[Dataset items]
-- start --
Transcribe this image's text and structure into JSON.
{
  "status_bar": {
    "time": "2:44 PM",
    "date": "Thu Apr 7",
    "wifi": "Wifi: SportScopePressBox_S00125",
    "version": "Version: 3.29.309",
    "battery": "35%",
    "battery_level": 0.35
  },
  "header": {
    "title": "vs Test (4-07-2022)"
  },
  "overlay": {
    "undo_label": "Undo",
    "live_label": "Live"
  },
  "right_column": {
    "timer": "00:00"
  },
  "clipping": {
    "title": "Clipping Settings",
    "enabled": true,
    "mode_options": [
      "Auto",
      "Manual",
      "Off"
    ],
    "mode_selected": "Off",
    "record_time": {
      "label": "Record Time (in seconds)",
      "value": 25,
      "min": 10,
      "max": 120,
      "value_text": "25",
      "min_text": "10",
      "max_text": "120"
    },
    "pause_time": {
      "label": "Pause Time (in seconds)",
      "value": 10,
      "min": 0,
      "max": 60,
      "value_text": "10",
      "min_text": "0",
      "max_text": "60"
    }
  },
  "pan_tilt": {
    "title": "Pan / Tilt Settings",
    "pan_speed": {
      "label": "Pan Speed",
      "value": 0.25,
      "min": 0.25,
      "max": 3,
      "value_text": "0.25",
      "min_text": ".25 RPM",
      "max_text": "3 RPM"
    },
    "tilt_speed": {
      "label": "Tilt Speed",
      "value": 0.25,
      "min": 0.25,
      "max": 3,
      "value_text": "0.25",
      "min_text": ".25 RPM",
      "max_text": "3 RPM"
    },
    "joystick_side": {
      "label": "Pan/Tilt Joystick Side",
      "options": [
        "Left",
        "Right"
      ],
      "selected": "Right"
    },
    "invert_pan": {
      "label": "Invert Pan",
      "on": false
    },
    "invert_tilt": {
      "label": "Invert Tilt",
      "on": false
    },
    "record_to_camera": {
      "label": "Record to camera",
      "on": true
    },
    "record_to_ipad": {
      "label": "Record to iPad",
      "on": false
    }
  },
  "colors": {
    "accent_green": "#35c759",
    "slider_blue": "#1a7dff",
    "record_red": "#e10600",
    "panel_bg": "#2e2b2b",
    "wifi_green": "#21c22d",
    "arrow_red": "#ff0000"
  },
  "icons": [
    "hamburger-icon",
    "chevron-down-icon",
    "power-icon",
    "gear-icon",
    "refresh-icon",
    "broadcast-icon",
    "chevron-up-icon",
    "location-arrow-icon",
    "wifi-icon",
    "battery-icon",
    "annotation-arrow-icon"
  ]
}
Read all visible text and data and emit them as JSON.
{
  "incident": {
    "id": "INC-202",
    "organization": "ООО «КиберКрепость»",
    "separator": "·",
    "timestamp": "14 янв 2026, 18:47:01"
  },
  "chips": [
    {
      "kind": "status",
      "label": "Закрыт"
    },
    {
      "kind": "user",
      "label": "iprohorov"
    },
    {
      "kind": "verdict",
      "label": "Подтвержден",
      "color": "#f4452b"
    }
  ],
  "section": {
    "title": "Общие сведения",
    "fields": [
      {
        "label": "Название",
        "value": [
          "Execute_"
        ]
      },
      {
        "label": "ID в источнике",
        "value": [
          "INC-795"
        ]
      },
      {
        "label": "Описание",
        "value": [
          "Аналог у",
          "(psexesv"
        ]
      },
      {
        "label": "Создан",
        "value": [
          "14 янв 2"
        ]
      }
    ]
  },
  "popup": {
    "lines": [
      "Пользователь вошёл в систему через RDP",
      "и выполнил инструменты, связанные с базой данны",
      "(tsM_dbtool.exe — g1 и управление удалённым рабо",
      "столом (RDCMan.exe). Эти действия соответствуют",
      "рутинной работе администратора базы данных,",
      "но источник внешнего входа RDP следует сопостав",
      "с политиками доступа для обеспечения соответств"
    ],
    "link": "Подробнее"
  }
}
-- end --
__WHAT NEEDS TO BE DONE__
Find how many lines in the listing contain the word "seconds" and give that count alone.

__CORRECT RESPONSE__
2